>>>>>

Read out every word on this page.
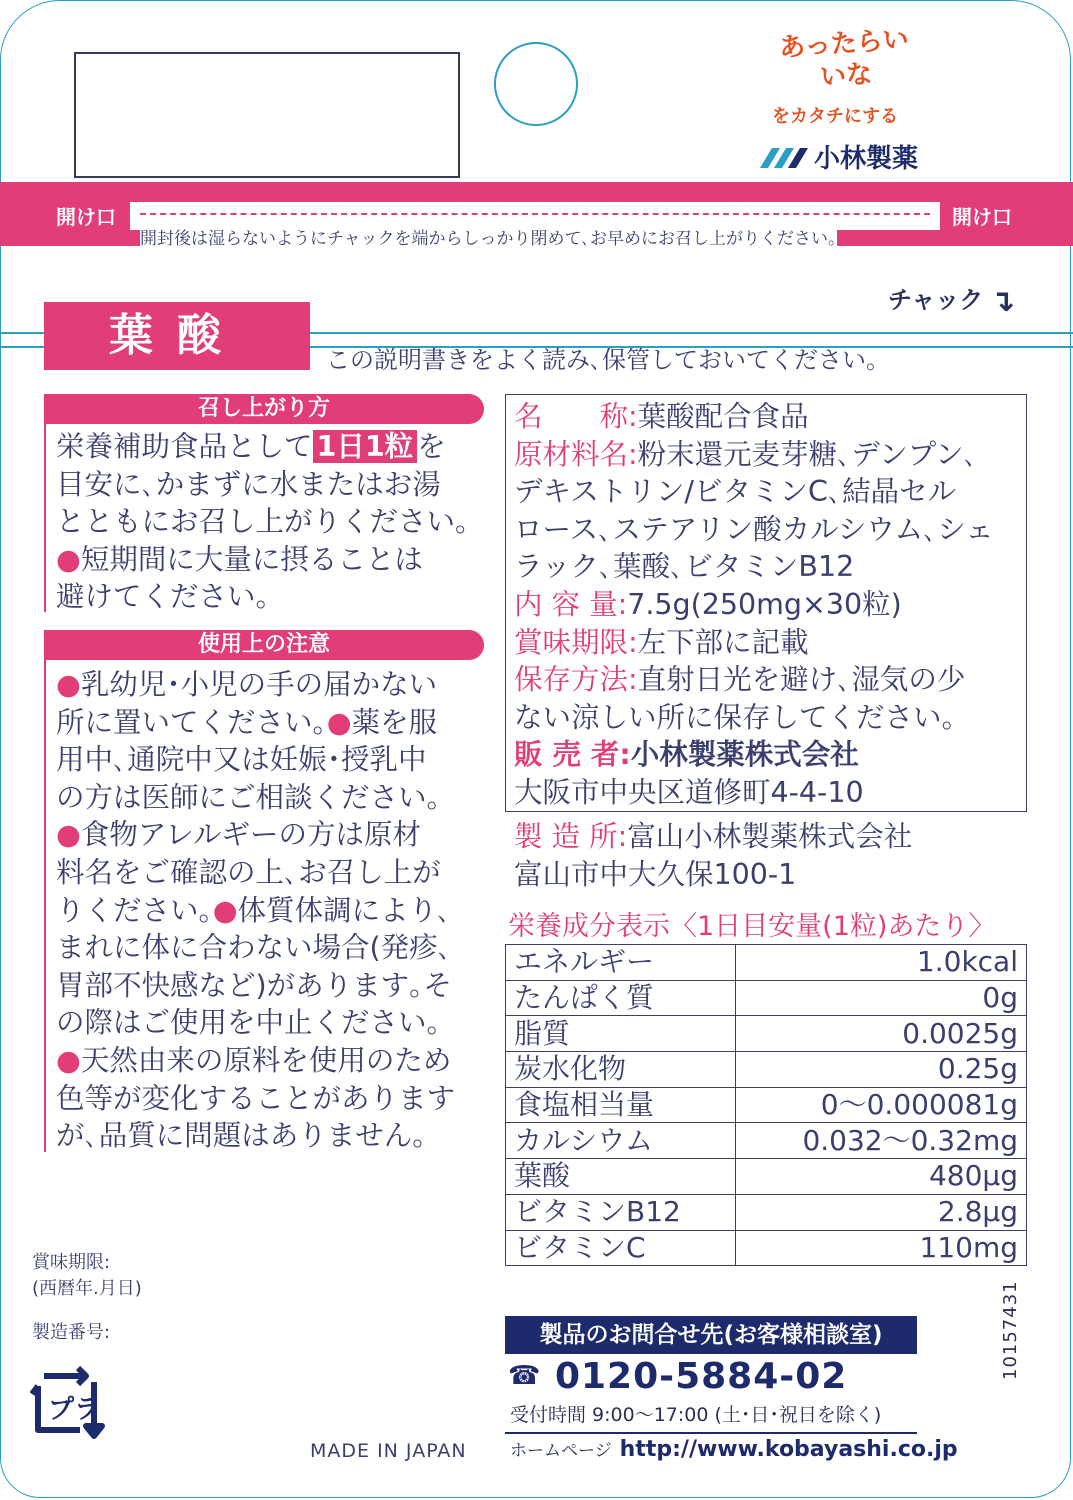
あったらいいな
をカタチにする
小林製薬
開け口	開け口
開封後は湿らないようにチャックを端からしっかり閉めて､お早めにお召し上がりください｡
チャック ↴
葉酸	この説明書きをよく読み､保管しておいてください｡
召し上がり方
栄養補助食品として 1日1粒 を
目安に､かまずに水またはお湯
とともにお召し上がりください｡
●短期間に大量に摂ることは
避けてください｡
使用上の注意
●乳幼児･小児の手の届かない
所に置いてください｡●薬を服
用中､通院中又は妊娠･授乳中
の方は医師にご相談ください｡
●食物アレルギーの方は原材
料名をご確認の上､お召し上が
りください｡●体質体調により､
まれに体に合わない場合(発疹､
胃部不快感など)があります｡そ
の際はご使用を中止ください｡
●天然由来の原料を使用のため
色等が変化することがあります
が､品質に問題はありません｡
名　　称:葉酸配合食品
原材料名:粉末還元麦芽糖､デンプン､
デキストリン/ビタミンC､結晶セル
ロース､ステアリン酸カルシウム､シェ
ラック､葉酸､ビタミンB12
内 容 量:7.5g(250mg×30粒)
賞味期限:左下部に記載
保存方法:直射日光を避け､湿気の少
ない涼しい所に保存してください｡
販 売 者:小林製薬株式会社
大阪市中央区道修町4-4-10
製 造 所:富山小林製薬株式会社
富山市中大久保100-1
栄養成分表示〈1日目安量(1粒)あたり〉
エネルギー	1.0kcal
たんぱく質	0g
脂質	0.0025g
炭水化物	0.25g
食塩相当量	0～0.000081g
カルシウム	0.032～0.32mg
葉酸	480μg
ビタミンB12	2.8μg
ビタミンC	110mg
賞味期限:
(西暦年.月日)
製造番号:
プラ
MADE IN JAPAN
製品のお問合せ先(お客様相談室)
☎ 0120-5884-02
受付時間 9:00～17:00 (土･日･祝日を除く)
ホームページ http://www.kobayashi.co.jp
10157431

<<<<<

Retype every entry verbatim and exclude the pictures from the copy.

Read out every word on this page.
あったらいいな
をカタチにする
小林製薬
開け口	開け口
開封後は湿らないようにチャックを端からしっかり閉めて､お早めにお召し上がりください｡
チャック ↴
葉酸	この説明書きをよく読み､保管しておいてください｡
召し上がり方
栄養補助食品として 1日1粒 を
目安に､かまずに水またはお湯
とともにお召し上がりください｡
●短期間に大量に摂ることは
避けてください｡
使用上の注意
●乳幼児･小児の手の届かない
所に置いてください｡●薬を服
用中､通院中又は妊娠･授乳中
の方は医師にご相談ください｡
●食物アレルギーの方は原材
料名をご確認の上､お召し上が
りください｡●体質体調により､
まれに体に合わない場合(発疹､
胃部不快感など)があります｡そ
の際はご使用を中止ください｡
●天然由来の原料を使用のため
色等が変化することがあります
が､品質に問題はありません｡
名　　称:葉酸配合食品
原材料名:粉末還元麦芽糖､デンプン､
デキストリン/ビタミンC､結晶セル
ロース､ステアリン酸カルシウム､シェ
ラック､葉酸､ビタミンB12
内 容 量:7.5g(250mg×30粒)
賞味期限:左下部に記載
保存方法:直射日光を避け､湿気の少
ない涼しい所に保存してください｡
販 売 者:小林製薬株式会社
大阪市中央区道修町4-4-10
製 造 所:富山小林製薬株式会社
富山市中大久保100-1
栄養成分表示〈1日目安量(1粒)あたり〉
エネルギー	1.0kcal
たんぱく質	0g
脂質	0.0025g
炭水化物	0.25g
食塩相当量	0～0.000081g
カルシウム	0.032～0.32mg
葉酸	480μg
ビタミンB12	2.8μg
ビタミンC	110mg
賞味期限:
(西暦年.月日)
製造番号:
プラ
MADE IN JAPAN
製品のお問合せ先(お客様相談室)
☎ 0120-5884-02
受付時間 9:00～17:00 (土･日･祝日を除く)
ホームページ http://www.kobayashi.co.jp
10157431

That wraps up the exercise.